Below are entries; copy exactly, and only, the lines from the one containing "What's the underlying" through their final line, leaving out pictures.

SOURCE MATERIAL:
_ _ _ _ _

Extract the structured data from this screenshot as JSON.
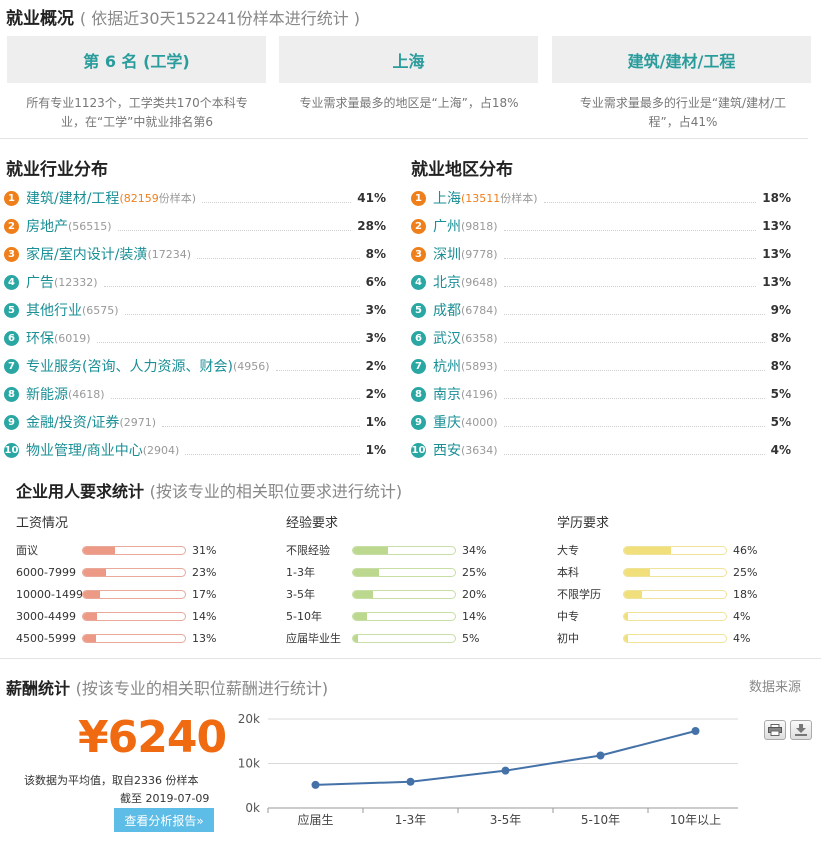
{
  "overview": {
    "title": "就业概况",
    "subtitle": "( 依据近30天152241份样本进行统计 )",
    "cards": [
      {
        "label": "第 6 名 (工学)",
        "desc_line1": "所有专业1123个，工学类共170个本科专",
        "desc_line2": "业，在“工学”中就业排名第6"
      },
      {
        "label": "上海",
        "desc_line1": "专业需求量最多的地区是“上海”，占18%",
        "desc_line2": ""
      },
      {
        "label": "建筑/建材/工程",
        "desc_line1": "专业需求量最多的行业是“建筑/建材/工",
        "desc_line2": "程”，占41%"
      }
    ]
  },
  "industry": {
    "title": "就业行业分布",
    "sample_unit": "份样本)",
    "items": [
      {
        "rank": "1",
        "name": "建筑/建材/工程",
        "count": "(82159",
        "pct": "41%"
      },
      {
        "rank": "2",
        "name": "房地产",
        "count": "(56515)",
        "pct": "28%"
      },
      {
        "rank": "3",
        "name": "家居/室内设计/装潢",
        "count": "(17234)",
        "pct": "8%"
      },
      {
        "rank": "4",
        "name": "广告",
        "count": "(12332)",
        "pct": "6%"
      },
      {
        "rank": "5",
        "name": "其他行业",
        "count": "(6575)",
        "pct": "3%"
      },
      {
        "rank": "6",
        "name": "环保",
        "count": "(6019)",
        "pct": "3%"
      },
      {
        "rank": "7",
        "name": "专业服务(咨询、人力资源、财会)",
        "count": "(4956)",
        "pct": "2%"
      },
      {
        "rank": "8",
        "name": "新能源",
        "count": "(4618)",
        "pct": "2%"
      },
      {
        "rank": "9",
        "name": "金融/投资/证券",
        "count": "(2971)",
        "pct": "1%"
      },
      {
        "rank": "10",
        "name": "物业管理/商业中心",
        "count": "(2904)",
        "pct": "1%"
      }
    ]
  },
  "region": {
    "title": "就业地区分布",
    "sample_unit": "份样本)",
    "items": [
      {
        "rank": "1",
        "name": "上海",
        "count": "(13511",
        "pct": "18%"
      },
      {
        "rank": "2",
        "name": "广州",
        "count": "(9818)",
        "pct": "13%"
      },
      {
        "rank": "3",
        "name": "深圳",
        "count": "(9778)",
        "pct": "13%"
      },
      {
        "rank": "4",
        "name": "北京",
        "count": "(9648)",
        "pct": "13%"
      },
      {
        "rank": "5",
        "name": "成都",
        "count": "(6784)",
        "pct": "9%"
      },
      {
        "rank": "6",
        "name": "武汉",
        "count": "(6358)",
        "pct": "8%"
      },
      {
        "rank": "7",
        "name": "杭州",
        "count": "(5893)",
        "pct": "8%"
      },
      {
        "rank": "8",
        "name": "南京",
        "count": "(4196)",
        "pct": "5%"
      },
      {
        "rank": "9",
        "name": "重庆",
        "count": "(4000)",
        "pct": "5%"
      },
      {
        "rank": "10",
        "name": "西安",
        "count": "(3634)",
        "pct": "4%"
      }
    ]
  },
  "requirements": {
    "title": "企业用人要求统计",
    "subtitle": "(按该专业的相关职位要求进行统计)",
    "columns": [
      {
        "heading": "工资情况",
        "colors": {
          "border": "#e8a89a",
          "fill": "#ec9a86"
        },
        "rows": [
          {
            "label": "面议",
            "pct": "31%",
            "value": 0.31
          },
          {
            "label": "6000-7999",
            "pct": "23%",
            "value": 0.23
          },
          {
            "label": "10000-1499",
            "pct": "17%",
            "value": 0.17
          },
          {
            "label": "3000-4499",
            "pct": "14%",
            "value": 0.14
          },
          {
            "label": "4500-5999",
            "pct": "13%",
            "value": 0.13
          }
        ]
      },
      {
        "heading": "经验要求",
        "colors": {
          "border": "#c7dea4",
          "fill": "#bcd88f"
        },
        "rows": [
          {
            "label": "不限经验",
            "pct": "34%",
            "value": 0.34
          },
          {
            "label": "1-3年",
            "pct": "25%",
            "value": 0.25
          },
          {
            "label": "3-5年",
            "pct": "20%",
            "value": 0.2
          },
          {
            "label": "5-10年",
            "pct": "14%",
            "value": 0.14
          },
          {
            "label": "应届毕业生",
            "pct": "5%",
            "value": 0.05
          }
        ]
      },
      {
        "heading": "学历要求",
        "colors": {
          "border": "#efe39a",
          "fill": "#f1df7c"
        },
        "rows": [
          {
            "label": "大专",
            "pct": "46%",
            "value": 0.46
          },
          {
            "label": "本科",
            "pct": "25%",
            "value": 0.25
          },
          {
            "label": "不限学历",
            "pct": "18%",
            "value": 0.18
          },
          {
            "label": "中专",
            "pct": "4%",
            "value": 0.04
          },
          {
            "label": "初中",
            "pct": "4%",
            "value": 0.04
          }
        ]
      }
    ]
  },
  "salary": {
    "title": "薪酬统计",
    "subtitle": "(按该专业的相关职位薪酬进行统计)",
    "data_source": "数据来源",
    "average": "¥6240",
    "note": "该数据为平均值，取自2336 份样本",
    "date": "截至 2019-07-09",
    "report_button": "查看分析报告»",
    "print_icon": "printer-icon",
    "download_icon": "download-icon"
  },
  "chart_data": {
    "type": "line",
    "categories": [
      "应届生",
      "1-3年",
      "3-5年",
      "5-10年",
      "10年以上"
    ],
    "values": [
      5200,
      5900,
      8400,
      11800,
      17300
    ],
    "ylim": [
      0,
      20000
    ],
    "yticks": [
      "0k",
      "10k",
      "20k"
    ],
    "yticks_values": [
      0,
      10000,
      20000
    ],
    "grid": true,
    "line_color": "#4472a8"
  },
  "colors": {
    "accent": "#2a9c9c",
    "orange": "#ef7f1a",
    "salary": "#ef6a10",
    "button": "#5ebde6"
  }
}
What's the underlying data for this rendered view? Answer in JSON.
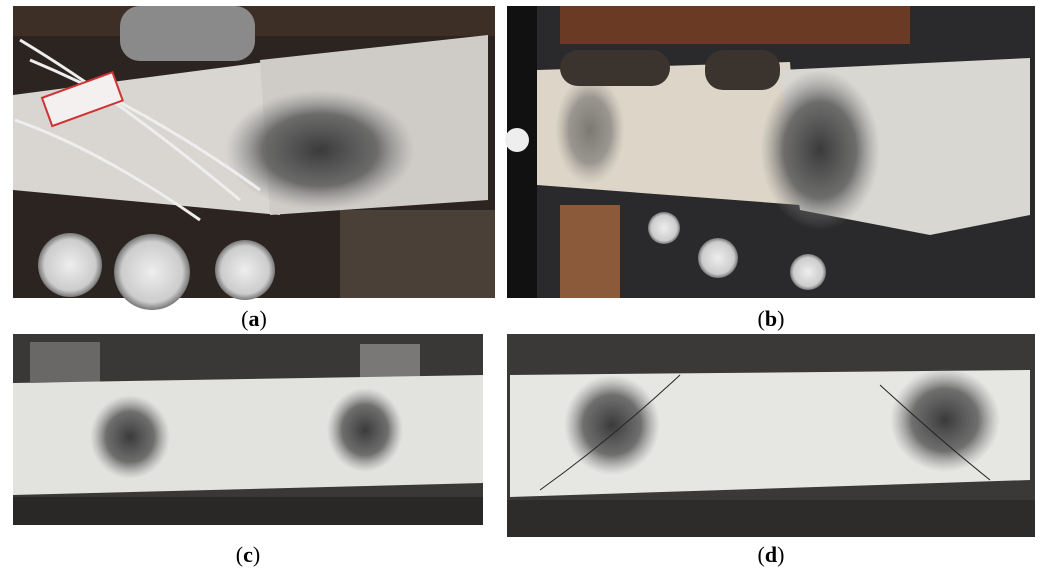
{
  "panels": [
    {
      "caption": {
        "open": "(",
        "letter": "a",
        "close": ")"
      }
    },
    {
      "caption": {
        "open": "(",
        "letter": "b",
        "close": ")"
      }
    },
    {
      "caption": {
        "open": "(",
        "letter": "c",
        "close": ")"
      }
    },
    {
      "caption": {
        "open": "(",
        "letter": "d",
        "close": ")"
      }
    }
  ]
}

_ _ _ _ _

WRITTEN RESPONSE:
What's the underlying data for this rendered view? Answer in JSON.
{
  "panels": [
    {
      "caption": {
        "open": "(",
        "letter": "a",
        "close": ")"
      }
    },
    {
      "caption": {
        "open": "(",
        "letter": "b",
        "close": ")"
      }
    },
    {
      "caption": {
        "open": "(",
        "letter": "c",
        "close": ")"
      }
    },
    {
      "caption": {
        "open": "(",
        "letter": "d",
        "close": ")"
      }
    }
  ]
}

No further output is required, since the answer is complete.